Problem details
Copy the listing from the line with "- x-tick-label: 5: [219, 1512, 226, 1526]" to the line with "- left-minor-tick: [42, 1112, 46, 1113]", both included, reproducing each line character for character.
━━━━━ Entries provided
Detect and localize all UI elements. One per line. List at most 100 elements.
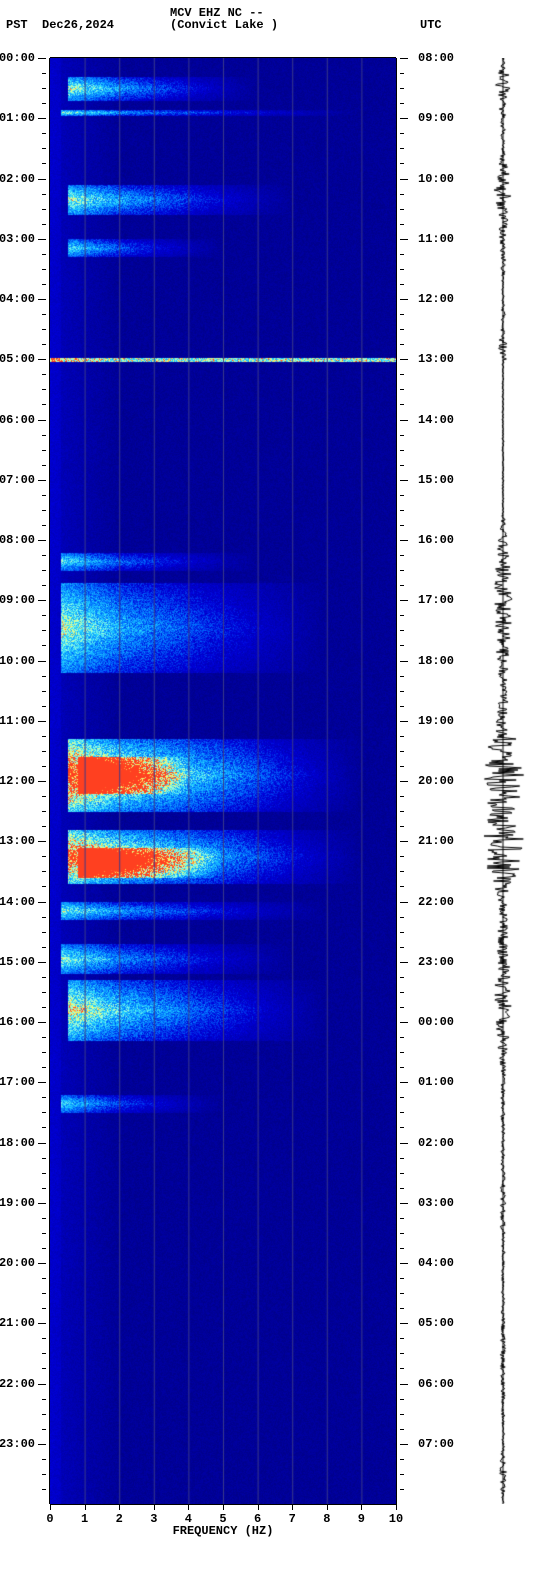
- x-tick-label: 5: [219, 1512, 226, 1526]
- left-tick: [38, 1082, 46, 1083]
- left-tick: [38, 661, 46, 662]
- right-minor-tick: [400, 209, 404, 210]
- left-tick: [38, 1022, 46, 1023]
- left-minor-tick: [42, 886, 46, 887]
- left-minor-tick: [42, 133, 46, 134]
- left-minor-tick: [42, 947, 46, 948]
- left-hour-label: 16:00: [0, 1016, 35, 1028]
- left-minor-tick: [42, 374, 46, 375]
- right-hour-label: 14:00: [418, 414, 454, 426]
- right-hour-label: 03:00: [418, 1197, 454, 1209]
- x-tick: [223, 1504, 224, 1510]
- right-minor-tick: [400, 615, 404, 616]
- right-hour-label: 23:00: [418, 956, 454, 968]
- left-hour-label: 23:00: [0, 1438, 35, 1450]
- left-minor-tick: [42, 751, 46, 752]
- left-minor-tick: [42, 1338, 46, 1339]
- left-minor-tick: [42, 1173, 46, 1174]
- left-tick: [38, 239, 46, 240]
- tz-right-label: UTC: [420, 18, 442, 32]
- right-minor-tick: [400, 73, 404, 74]
- x-axis: FREQUENCY (HZ) 012345678910: [50, 1504, 396, 1544]
- right-minor-tick: [400, 1414, 404, 1415]
- left-minor-tick: [42, 1007, 46, 1008]
- left-minor-tick: [42, 1112, 46, 1113]
- right-minor-tick: [400, 1338, 404, 1339]
- x-tick-label: 7: [289, 1512, 296, 1526]
- right-minor-tick: [400, 826, 404, 827]
- right-minor-tick: [400, 1293, 404, 1294]
- left-tick: [38, 600, 46, 601]
- x-tick: [154, 1504, 155, 1510]
- left-minor-tick: [42, 1368, 46, 1369]
- x-tick-label: 8: [323, 1512, 330, 1526]
- right-minor-tick: [400, 163, 404, 164]
- left-minor-tick: [42, 1233, 46, 1234]
- x-tick: [85, 1504, 86, 1510]
- left-tick: [38, 1203, 46, 1204]
- left-minor-tick: [42, 796, 46, 797]
- right-tick: [400, 902, 408, 903]
- left-minor-tick: [42, 1414, 46, 1415]
- left-minor-tick: [42, 1188, 46, 1189]
- right-minor-tick: [400, 1097, 404, 1098]
- right-minor-tick: [400, 1158, 404, 1159]
- right-minor-tick: [400, 811, 404, 812]
- x-tick-label: 10: [389, 1512, 403, 1526]
- right-tick: [400, 420, 408, 421]
- left-tick: [38, 1263, 46, 1264]
- left-tick: [38, 118, 46, 119]
- x-tick-label: 0: [46, 1512, 53, 1526]
- spectrogram-chart: [50, 58, 396, 1504]
- left-minor-tick: [42, 525, 46, 526]
- left-minor-tick: [42, 826, 46, 827]
- left-minor-tick: [42, 1067, 46, 1068]
- left-minor-tick: [42, 856, 46, 857]
- right-minor-tick: [400, 1429, 404, 1430]
- right-tick: [400, 239, 408, 240]
- left-minor-tick: [42, 615, 46, 616]
- right-tick: [400, 1143, 408, 1144]
- left-minor-tick: [42, 1097, 46, 1098]
- left-tick: [38, 902, 46, 903]
- x-tick: [361, 1504, 362, 1510]
- right-minor-tick: [400, 932, 404, 933]
- left-hour-label: 09:00: [0, 594, 35, 606]
- left-minor-tick: [42, 1248, 46, 1249]
- right-minor-tick: [400, 1399, 404, 1400]
- left-hour-label: 06:00: [0, 414, 35, 426]
- station-line2: (Convict Lake ): [170, 18, 278, 32]
- x-tick: [258, 1504, 259, 1510]
- left-minor-tick: [42, 284, 46, 285]
- left-hour-label: 11:00: [0, 715, 35, 727]
- left-hour-label: 17:00: [0, 1076, 35, 1088]
- left-tick: [38, 721, 46, 722]
- left-minor-tick: [42, 706, 46, 707]
- left-minor-tick: [42, 510, 46, 511]
- left-tick: [38, 179, 46, 180]
- left-hour-label: 00:00: [0, 52, 35, 64]
- left-minor-tick: [42, 1293, 46, 1294]
- left-minor-tick: [42, 736, 46, 737]
- x-tick-label: 9: [358, 1512, 365, 1526]
- left-minor-tick: [42, 1037, 46, 1038]
- right-minor-tick: [400, 389, 404, 390]
- left-minor-tick: [42, 254, 46, 255]
- left-minor-tick: [42, 585, 46, 586]
- right-minor-tick: [400, 1007, 404, 1008]
- waveform-canvas: [458, 58, 548, 1504]
- left-minor-tick: [42, 1308, 46, 1309]
- left-minor-tick: [42, 194, 46, 195]
- left-hour-label: 01:00: [0, 112, 35, 124]
- right-tick: [400, 1022, 408, 1023]
- left-hour-label: 13:00: [0, 835, 35, 847]
- x-tick-label: 6: [254, 1512, 261, 1526]
- left-hour-label: 03:00: [0, 233, 35, 245]
- left-hour-label: 15:00: [0, 956, 35, 968]
- right-hour-label: 22:00: [418, 896, 454, 908]
- right-hour-label: 15:00: [418, 474, 454, 486]
- waveform-panel: [458, 58, 548, 1504]
- left-minor-tick: [42, 269, 46, 270]
- right-tick: [400, 1263, 408, 1264]
- left-minor-tick: [42, 1127, 46, 1128]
━━━━━━━━━━
Answer to the problem
- x-tick-label: 5: [219, 1512, 226, 1526]
- left-tick: [38, 1082, 46, 1083]
- left-tick: [38, 661, 46, 662]
- right-minor-tick: [400, 209, 404, 210]
- left-tick: [38, 1022, 46, 1023]
- left-minor-tick: [42, 886, 46, 887]
- left-minor-tick: [42, 133, 46, 134]
- left-minor-tick: [42, 947, 46, 948]
- left-hour-label: 16:00: [0, 1016, 35, 1028]
- left-minor-tick: [42, 374, 46, 375]
- right-hour-label: 14:00: [418, 414, 454, 426]
- right-hour-label: 03:00: [418, 1197, 454, 1209]
- x-tick: [223, 1504, 224, 1510]
- right-minor-tick: [400, 615, 404, 616]
- right-hour-label: 23:00: [418, 956, 454, 968]
- left-hour-label: 23:00: [0, 1438, 35, 1450]
- left-minor-tick: [42, 751, 46, 752]
- left-minor-tick: [42, 1338, 46, 1339]
- left-minor-tick: [42, 1173, 46, 1174]
- left-tick: [38, 239, 46, 240]
- tz-right-label: UTC: [420, 18, 442, 32]
- right-minor-tick: [400, 73, 404, 74]
- x-axis: FREQUENCY (HZ) 012345678910: [50, 1504, 396, 1544]
- right-minor-tick: [400, 1414, 404, 1415]
- left-minor-tick: [42, 1007, 46, 1008]
- left-minor-tick: [42, 1112, 46, 1113]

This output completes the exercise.